> [Provided material]

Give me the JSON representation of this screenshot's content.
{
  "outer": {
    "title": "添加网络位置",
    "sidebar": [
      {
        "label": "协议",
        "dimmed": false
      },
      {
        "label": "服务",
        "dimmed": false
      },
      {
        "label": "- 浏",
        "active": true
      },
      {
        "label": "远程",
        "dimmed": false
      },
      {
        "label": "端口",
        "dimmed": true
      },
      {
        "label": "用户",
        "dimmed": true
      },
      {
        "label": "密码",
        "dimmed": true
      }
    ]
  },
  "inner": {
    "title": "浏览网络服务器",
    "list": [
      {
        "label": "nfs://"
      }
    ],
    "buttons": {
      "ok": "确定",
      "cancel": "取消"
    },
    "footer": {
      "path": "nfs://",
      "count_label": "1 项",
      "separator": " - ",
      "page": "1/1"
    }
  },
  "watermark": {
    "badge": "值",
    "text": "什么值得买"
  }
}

> [Task brief] From the first line to the last, retype the data exactly.

> [Result below]
Give me the JSON representation of this screenshot's content.
{
  "outer": {
    "title": "添加网络位置",
    "sidebar": [
      {
        "label": "协议",
        "dimmed": false
      },
      {
        "label": "服务",
        "dimmed": false
      },
      {
        "label": "- 浏",
        "active": true
      },
      {
        "label": "远程",
        "dimmed": false
      },
      {
        "label": "端口",
        "dimmed": true
      },
      {
        "label": "用户",
        "dimmed": true
      },
      {
        "label": "密码",
        "dimmed": true
      }
    ]
  },
  "inner": {
    "title": "浏览网络服务器",
    "list": [
      {
        "label": "nfs://"
      }
    ],
    "buttons": {
      "ok": "确定",
      "cancel": "取消"
    },
    "footer": {
      "path": "nfs://",
      "count_label": "1 项",
      "separator": " - ",
      "page": "1/1"
    }
  },
  "watermark": {
    "badge": "值",
    "text": "什么值得买"
  }
}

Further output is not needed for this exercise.